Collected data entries
▬▬▬▬▬▬

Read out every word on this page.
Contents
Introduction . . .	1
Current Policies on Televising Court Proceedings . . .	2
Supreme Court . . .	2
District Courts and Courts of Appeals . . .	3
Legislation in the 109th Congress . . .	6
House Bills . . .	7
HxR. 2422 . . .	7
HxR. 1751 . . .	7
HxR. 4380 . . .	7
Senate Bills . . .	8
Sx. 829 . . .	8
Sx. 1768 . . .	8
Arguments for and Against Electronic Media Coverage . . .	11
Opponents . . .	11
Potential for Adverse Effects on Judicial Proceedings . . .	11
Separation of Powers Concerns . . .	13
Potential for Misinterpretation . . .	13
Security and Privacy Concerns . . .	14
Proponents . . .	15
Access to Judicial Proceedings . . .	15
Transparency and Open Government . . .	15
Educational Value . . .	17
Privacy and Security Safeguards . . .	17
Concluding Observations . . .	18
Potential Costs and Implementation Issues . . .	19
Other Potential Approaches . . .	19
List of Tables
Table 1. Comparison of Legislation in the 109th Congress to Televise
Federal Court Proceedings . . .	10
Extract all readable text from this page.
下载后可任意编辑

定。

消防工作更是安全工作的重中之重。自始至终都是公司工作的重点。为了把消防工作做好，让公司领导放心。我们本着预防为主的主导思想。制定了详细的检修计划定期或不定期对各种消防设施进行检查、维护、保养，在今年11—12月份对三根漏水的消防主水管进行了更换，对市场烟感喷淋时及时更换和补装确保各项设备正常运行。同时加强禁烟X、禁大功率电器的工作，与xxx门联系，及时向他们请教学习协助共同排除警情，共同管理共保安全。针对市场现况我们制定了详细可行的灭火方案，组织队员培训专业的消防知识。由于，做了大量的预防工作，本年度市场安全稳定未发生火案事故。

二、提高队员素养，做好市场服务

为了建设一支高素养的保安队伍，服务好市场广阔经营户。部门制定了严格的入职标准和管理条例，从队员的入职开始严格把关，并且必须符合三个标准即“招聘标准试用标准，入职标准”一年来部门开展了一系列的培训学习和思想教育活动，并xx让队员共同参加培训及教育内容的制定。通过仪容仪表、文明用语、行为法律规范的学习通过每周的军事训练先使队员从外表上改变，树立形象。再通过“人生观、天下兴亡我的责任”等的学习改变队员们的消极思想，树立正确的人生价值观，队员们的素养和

▬▬▬▬▬▬

TASK INSTRUCTIONS: Using the data above, repeat every line exactly.

WRITTEN SOLUTION:
Read out every word on this page.
Contents
Introduction . . .	1
Current Policies on Televising Court Proceedings . . .	2
Supreme Court . . .	2
District Courts and Courts of Appeals . . .	3
Legislation in the 109th Congress . . .	6
House Bills . . .	7
HxR. 2422 . . .	7
HxR. 1751 . . .	7
HxR. 4380 . . .	7
Senate Bills . . .	8
Sx. 829 . . .	8
Sx. 1768 . . .	8
Arguments for and Against Electronic Media Coverage . . .	11
Opponents . . .	11
Potential for Adverse Effects on Judicial Proceedings . . .	11
Separation of Powers Concerns . . .	13
Potential for Misinterpretation . . .	13
Security and Privacy Concerns . . .	14
Proponents . . .	15
Access to Judicial Proceedings . . .	15
Transparency and Open Government . . .	15
Educational Value . . .	17
Privacy and Security Safeguards . . .	17
Concluding Observations . . .	18
Potential Costs and Implementation Issues . . .	19
Other Potential Approaches . . .	19
List of Tables
Table 1. Comparison of Legislation in the 109th Congress to Televise
Federal Court Proceedings . . .	10
Extract all readable text from this page.
下载后可任意编辑

定。

消防工作更是安全工作的重中之重。自始至终都是公司工作的重点。为了把消防工作做好，让公司领导放心。我们本着预防为主的主导思想。制定了详细的检修计划定期或不定期对各种消防设施进行检查、维护、保养，在今年11—12月份对三根漏水的消防主水管进行了更换，对市场烟感喷淋时及时更换和补装确保各项设备正常运行。同时加强禁烟X、禁大功率电器的工作，与xxx门联系，及时向他们请教学习协助共同排除警情，共同管理共保安全。针对市场现况我们制定了详细可行的灭火方案，组织队员培训专业的消防知识。由于，做了大量的预防工作，本年度市场安全稳定未发生火案事故。

二、提高队员素养，做好市场服务

为了建设一支高素养的保安队伍，服务好市场广阔经营户。部门制定了严格的入职标准和管理条例，从队员的入职开始严格把关，并且必须符合三个标准即“招聘标准试用标准，入职标准”一年来部门开展了一系列的培训学习和思想教育活动，并xx让队员共同参加培训及教育内容的制定。通过仪容仪表、文明用语、行为法律规范的学习通过每周的军事训练先使队员从外表上改变，树立形象。再通过“人生观、天下兴亡我的责任”等的学习改变队员们的消极思想，树立正确的人生价值观，队员们的素养和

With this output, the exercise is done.